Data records
•••
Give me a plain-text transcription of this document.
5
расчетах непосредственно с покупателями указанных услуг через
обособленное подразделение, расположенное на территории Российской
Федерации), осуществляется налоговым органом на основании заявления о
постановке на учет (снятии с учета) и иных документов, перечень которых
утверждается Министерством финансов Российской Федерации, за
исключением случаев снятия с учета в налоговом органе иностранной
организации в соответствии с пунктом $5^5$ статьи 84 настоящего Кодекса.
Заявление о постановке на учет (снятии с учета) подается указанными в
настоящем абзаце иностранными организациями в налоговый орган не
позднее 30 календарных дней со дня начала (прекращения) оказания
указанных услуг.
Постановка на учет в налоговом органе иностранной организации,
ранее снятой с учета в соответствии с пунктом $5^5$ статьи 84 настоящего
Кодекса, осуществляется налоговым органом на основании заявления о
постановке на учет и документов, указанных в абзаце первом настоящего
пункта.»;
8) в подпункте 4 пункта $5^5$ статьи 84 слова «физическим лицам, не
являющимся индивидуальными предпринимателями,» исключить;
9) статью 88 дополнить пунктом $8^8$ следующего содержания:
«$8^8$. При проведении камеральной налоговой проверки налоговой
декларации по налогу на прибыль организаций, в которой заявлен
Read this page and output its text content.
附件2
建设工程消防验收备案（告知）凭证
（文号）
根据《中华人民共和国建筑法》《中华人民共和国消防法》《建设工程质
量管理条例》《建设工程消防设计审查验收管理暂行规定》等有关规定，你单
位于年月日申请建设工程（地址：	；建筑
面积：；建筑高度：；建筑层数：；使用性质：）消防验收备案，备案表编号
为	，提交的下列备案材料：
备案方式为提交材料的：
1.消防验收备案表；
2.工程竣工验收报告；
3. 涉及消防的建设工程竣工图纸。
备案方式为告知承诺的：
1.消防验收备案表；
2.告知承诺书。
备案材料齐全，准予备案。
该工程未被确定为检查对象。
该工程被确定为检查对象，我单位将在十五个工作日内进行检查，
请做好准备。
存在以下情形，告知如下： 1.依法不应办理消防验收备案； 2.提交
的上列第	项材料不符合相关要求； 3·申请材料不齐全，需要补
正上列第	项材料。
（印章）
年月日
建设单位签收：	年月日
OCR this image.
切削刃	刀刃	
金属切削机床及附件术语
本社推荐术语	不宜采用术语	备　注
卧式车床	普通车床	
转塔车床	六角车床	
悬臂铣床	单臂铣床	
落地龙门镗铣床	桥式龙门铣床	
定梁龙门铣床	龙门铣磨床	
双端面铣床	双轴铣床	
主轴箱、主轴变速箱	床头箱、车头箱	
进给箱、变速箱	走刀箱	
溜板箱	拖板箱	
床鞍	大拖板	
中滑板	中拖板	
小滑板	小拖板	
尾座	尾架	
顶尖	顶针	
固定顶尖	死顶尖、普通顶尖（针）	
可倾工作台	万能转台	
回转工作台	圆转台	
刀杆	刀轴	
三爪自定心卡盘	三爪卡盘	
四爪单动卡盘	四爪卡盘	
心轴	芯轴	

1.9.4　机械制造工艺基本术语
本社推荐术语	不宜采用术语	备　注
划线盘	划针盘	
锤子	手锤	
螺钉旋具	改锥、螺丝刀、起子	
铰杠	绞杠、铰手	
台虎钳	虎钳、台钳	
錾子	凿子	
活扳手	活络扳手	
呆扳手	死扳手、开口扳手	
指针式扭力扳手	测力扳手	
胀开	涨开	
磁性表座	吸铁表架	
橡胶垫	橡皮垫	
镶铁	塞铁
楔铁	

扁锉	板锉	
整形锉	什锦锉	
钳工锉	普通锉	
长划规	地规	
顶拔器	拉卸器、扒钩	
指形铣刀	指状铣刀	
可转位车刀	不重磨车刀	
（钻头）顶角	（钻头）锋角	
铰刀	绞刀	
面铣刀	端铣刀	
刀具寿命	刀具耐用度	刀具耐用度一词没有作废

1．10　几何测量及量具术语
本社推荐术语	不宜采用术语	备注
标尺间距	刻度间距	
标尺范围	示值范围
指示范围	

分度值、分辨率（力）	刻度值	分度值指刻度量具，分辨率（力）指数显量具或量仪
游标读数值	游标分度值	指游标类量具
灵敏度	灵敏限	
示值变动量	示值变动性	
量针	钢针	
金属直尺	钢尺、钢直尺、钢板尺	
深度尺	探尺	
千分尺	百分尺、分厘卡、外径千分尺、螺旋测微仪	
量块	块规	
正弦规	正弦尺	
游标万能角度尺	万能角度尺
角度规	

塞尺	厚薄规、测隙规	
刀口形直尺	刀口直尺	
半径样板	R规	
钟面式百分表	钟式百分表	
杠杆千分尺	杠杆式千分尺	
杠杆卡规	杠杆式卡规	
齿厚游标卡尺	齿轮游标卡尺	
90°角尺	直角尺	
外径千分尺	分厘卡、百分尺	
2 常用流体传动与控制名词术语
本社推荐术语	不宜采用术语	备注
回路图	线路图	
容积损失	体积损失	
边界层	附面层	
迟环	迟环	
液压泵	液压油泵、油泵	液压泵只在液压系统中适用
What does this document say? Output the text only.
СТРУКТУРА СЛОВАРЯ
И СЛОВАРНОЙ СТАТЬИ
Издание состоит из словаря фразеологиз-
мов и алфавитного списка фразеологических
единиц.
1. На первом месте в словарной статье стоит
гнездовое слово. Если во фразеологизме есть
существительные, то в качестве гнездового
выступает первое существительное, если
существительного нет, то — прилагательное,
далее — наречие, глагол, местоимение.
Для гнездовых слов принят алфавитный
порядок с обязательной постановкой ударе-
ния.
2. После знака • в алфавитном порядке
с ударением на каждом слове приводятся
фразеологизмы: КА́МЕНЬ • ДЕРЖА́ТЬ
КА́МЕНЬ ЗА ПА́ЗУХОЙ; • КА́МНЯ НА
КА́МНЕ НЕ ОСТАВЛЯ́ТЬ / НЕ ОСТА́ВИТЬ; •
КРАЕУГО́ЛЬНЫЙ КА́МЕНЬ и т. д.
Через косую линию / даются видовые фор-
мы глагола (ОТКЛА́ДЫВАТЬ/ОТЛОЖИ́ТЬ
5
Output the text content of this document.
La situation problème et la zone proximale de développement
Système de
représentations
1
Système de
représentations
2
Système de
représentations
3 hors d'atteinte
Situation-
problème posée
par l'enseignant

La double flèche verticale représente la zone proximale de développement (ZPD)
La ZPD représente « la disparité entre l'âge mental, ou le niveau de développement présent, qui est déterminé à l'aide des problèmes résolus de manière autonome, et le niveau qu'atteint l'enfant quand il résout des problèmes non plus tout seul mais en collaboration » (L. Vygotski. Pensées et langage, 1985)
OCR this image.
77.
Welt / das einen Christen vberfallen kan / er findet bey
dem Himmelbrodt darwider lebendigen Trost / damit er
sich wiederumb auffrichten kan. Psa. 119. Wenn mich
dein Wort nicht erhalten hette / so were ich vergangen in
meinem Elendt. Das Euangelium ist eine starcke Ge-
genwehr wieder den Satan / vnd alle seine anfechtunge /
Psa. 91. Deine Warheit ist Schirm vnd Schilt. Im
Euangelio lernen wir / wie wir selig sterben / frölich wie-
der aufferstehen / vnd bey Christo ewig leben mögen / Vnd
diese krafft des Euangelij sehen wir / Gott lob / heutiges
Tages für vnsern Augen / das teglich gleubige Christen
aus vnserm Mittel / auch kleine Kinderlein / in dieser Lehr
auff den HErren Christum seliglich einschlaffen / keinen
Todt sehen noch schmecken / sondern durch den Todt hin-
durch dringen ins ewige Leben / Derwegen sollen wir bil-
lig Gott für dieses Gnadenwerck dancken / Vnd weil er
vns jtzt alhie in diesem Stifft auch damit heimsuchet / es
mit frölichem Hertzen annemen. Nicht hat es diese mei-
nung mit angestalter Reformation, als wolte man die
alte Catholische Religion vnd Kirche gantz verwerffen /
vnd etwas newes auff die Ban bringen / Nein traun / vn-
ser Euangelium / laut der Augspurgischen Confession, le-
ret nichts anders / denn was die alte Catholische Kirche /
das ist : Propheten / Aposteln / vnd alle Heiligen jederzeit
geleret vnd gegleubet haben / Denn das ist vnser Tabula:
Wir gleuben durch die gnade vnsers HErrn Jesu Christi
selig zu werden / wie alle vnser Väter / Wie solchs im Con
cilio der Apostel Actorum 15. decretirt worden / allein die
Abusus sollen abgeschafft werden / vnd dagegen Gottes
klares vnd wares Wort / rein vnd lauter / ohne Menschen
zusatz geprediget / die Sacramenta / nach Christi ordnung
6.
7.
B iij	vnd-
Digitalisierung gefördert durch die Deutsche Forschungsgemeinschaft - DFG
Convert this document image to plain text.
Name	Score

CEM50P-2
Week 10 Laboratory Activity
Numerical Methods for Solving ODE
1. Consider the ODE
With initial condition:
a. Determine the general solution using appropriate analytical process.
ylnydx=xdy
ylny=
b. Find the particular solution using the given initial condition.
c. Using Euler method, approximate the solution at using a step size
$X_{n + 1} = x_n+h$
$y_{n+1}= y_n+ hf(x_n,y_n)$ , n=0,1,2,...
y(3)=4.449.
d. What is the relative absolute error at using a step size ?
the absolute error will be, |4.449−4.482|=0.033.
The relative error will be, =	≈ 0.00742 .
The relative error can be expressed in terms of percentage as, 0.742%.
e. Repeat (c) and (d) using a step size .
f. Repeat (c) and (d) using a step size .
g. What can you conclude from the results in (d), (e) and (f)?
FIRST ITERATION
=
•••
* REQUIREMENT
Only the number is wanted: how many lines in the data include the string "Euangelium"?

* REPLY
2